▸ **WORK TO COMPLETE**:
This exercise calls for duplicating every entry below exactly, without the images.

▸ **LISTED RECORDS**:

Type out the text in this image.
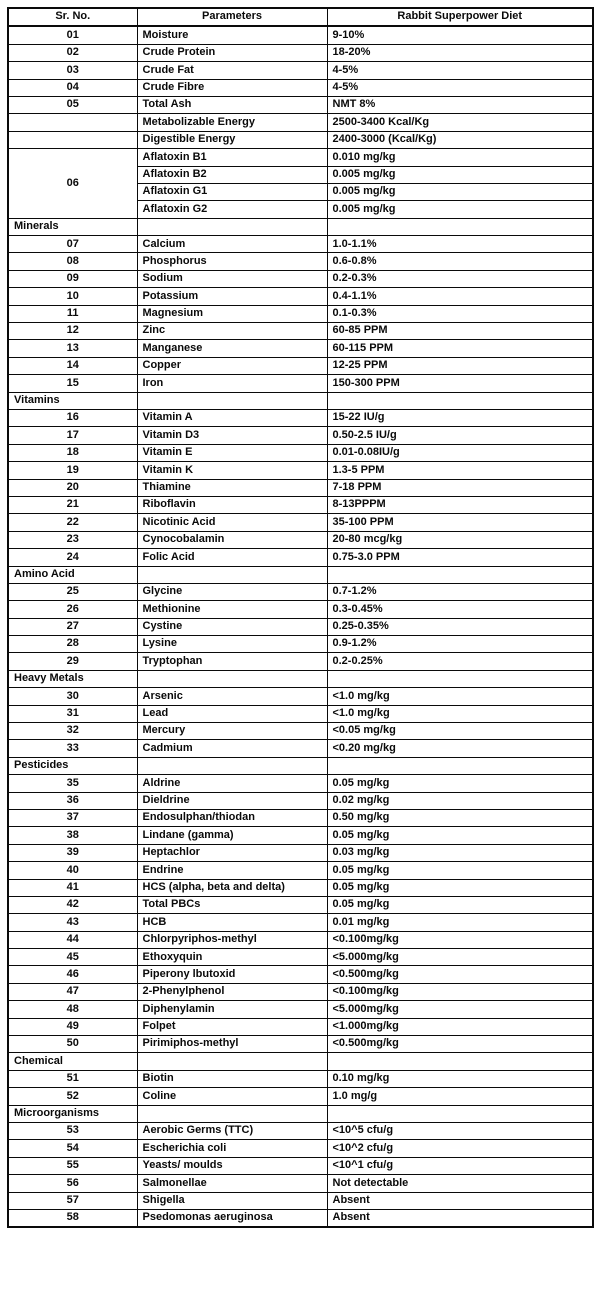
Sr. No.	Parameters	Rabbit Superpower Diet
01	Moisture	9-10%
02	Crude Protein	18-20%
03	Crude Fat	4-5%
04	Crude Fibre	4-5%
05	Total Ash	NMT 8%
	Metabolizable Energy	2500-3400 Kcal/Kg
	Digestible Energy	2400-3000 (Kcal/Kg)
06	Aflatoxin B1	0.010 mg/kg
	Aflatoxin B2	0.005 mg/kg
	Aflatoxin G1	0.005 mg/kg
	Aflatoxin G2	0.005 mg/kg
Minerals		
07	Calcium	1.0-1.1%
08	Phosphorus	0.6-0.8%
09	Sodium	0.2-0.3%
10	Potassium	0.4-1.1%
11	Magnesium	0.1-0.3%
12	Zinc	60-85 PPM
13	Manganese	60-115 PPM
14	Copper	12-25 PPM
15	Iron	150-300 PPM
Vitamins		
16	Vitamin A	15-22 IU/g
17	Vitamin D3	0.50-2.5 IU/g
18	Vitamin E	0.01-0.08IU/g
19	Vitamin K	1.3-5 PPM
20	Thiamine	7-18 PPM
21	Riboflavin	8-13PPPM
22	Nicotinic Acid	35-100 PPM
23	Cynocobalamin	20-80 mcg/kg
24	Folic Acid	0.75-3.0 PPM
Amino Acid		
25	Glycine	0.7-1.2%
26	Methionine	0.3-0.45%
27	Cystine	0.25-0.35%
28	Lysine	0.9-1.2%
29	Tryptophan	0.2-0.25%
Heavy Metals		
30	Arsenic	<1.0 mg/kg
31	Lead	<1.0 mg/kg
32	Mercury	<0.05 mg/kg
33	Cadmium	<0.20 mg/kg
Pesticides		
35	Aldrine	0.05 mg/kg
36	Dieldrine	0.02 mg/kg
37	Endosulphan/thiodan	0.50 mg/kg
38	Lindane (gamma)	0.05 mg/kg
39	Heptachlor	0.03 mg/kg
40	Endrine	0.05 mg/kg
41	HCS (alpha, beta and delta)	0.05 mg/kg
42	Total PBCs	0.05 mg/kg
43	HCB	0.01 mg/kg
44	Chlorpyriphos-methyl	<0.100mg/kg
45	Ethoxyquin	<5.000mg/kg
46	Piperony lbutoxid	<0.500mg/kg
47	2-Phenylphenol	<0.100mg/kg
48	Diphenylamin	<5.000mg/kg
49	Folpet	<1.000mg/kg
50	Pirimiphos-methyl	<0.500mg/kg
Chemical		
51	Biotin	0.10 mg/kg
52	Coline	1.0 mg/g
Microorganisms		
53	Aerobic Germs (TTC)	<10^5 cfu/g
54	Escherichia coli	<10^2 cfu/g
55	Yeasts/ moulds	<10^1 cfu/g
56	Salmonellae	Not detectable
57	Shigella	Absent
58	Psedomonas aeruginosa	Absent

▸ **TASK SOLUTION**:
Type out the text in this image.
Sr. No.	Parameters	Rabbit Superpower Diet
01	Moisture	9-10%
02	Crude Protein	18-20%
03	Crude Fat	4-5%
04	Crude Fibre	4-5%
05	Total Ash	NMT 8%
	Metabolizable Energy	2500-3400 Kcal/Kg
	Digestible Energy	2400-3000 (Kcal/Kg)
06	Aflatoxin B1	0.010 mg/kg
	Aflatoxin B2	0.005 mg/kg
	Aflatoxin G1	0.005 mg/kg
	Aflatoxin G2	0.005 mg/kg
Minerals		
07	Calcium	1.0-1.1%
08	Phosphorus	0.6-0.8%
09	Sodium	0.2-0.3%
10	Potassium	0.4-1.1%
11	Magnesium	0.1-0.3%
12	Zinc	60-85 PPM
13	Manganese	60-115 PPM
14	Copper	12-25 PPM
15	Iron	150-300 PPM
Vitamins		
16	Vitamin A	15-22 IU/g
17	Vitamin D3	0.50-2.5 IU/g
18	Vitamin E	0.01-0.08IU/g
19	Vitamin K	1.3-5 PPM
20	Thiamine	7-18 PPM
21	Riboflavin	8-13PPPM
22	Nicotinic Acid	35-100 PPM
23	Cynocobalamin	20-80 mcg/kg
24	Folic Acid	0.75-3.0 PPM
Amino Acid		
25	Glycine	0.7-1.2%
26	Methionine	0.3-0.45%
27	Cystine	0.25-0.35%
28	Lysine	0.9-1.2%
29	Tryptophan	0.2-0.25%
Heavy Metals		
30	Arsenic	<1.0 mg/kg
31	Lead	<1.0 mg/kg
32	Mercury	<0.05 mg/kg
33	Cadmium	<0.20 mg/kg
Pesticides		
35	Aldrine	0.05 mg/kg
36	Dieldrine	0.02 mg/kg
37	Endosulphan/thiodan	0.50 mg/kg
38	Lindane (gamma)	0.05 mg/kg
39	Heptachlor	0.03 mg/kg
40	Endrine	0.05 mg/kg
41	HCS (alpha, beta and delta)	0.05 mg/kg
42	Total PBCs	0.05 mg/kg
43	HCB	0.01 mg/kg
44	Chlorpyriphos-methyl	<0.100mg/kg
45	Ethoxyquin	<5.000mg/kg
46	Piperony lbutoxid	<0.500mg/kg
47	2-Phenylphenol	<0.100mg/kg
48	Diphenylamin	<5.000mg/kg
49	Folpet	<1.000mg/kg
50	Pirimiphos-methyl	<0.500mg/kg
Chemical		
51	Biotin	0.10 mg/kg
52	Coline	1.0 mg/g
Microorganisms		
53	Aerobic Germs (TTC)	<10^5 cfu/g
54	Escherichia coli	<10^2 cfu/g
55	Yeasts/ moulds	<10^1 cfu/g
56	Salmonellae	Not detectable
57	Shigella	Absent
58	Psedomonas aeruginosa	Absent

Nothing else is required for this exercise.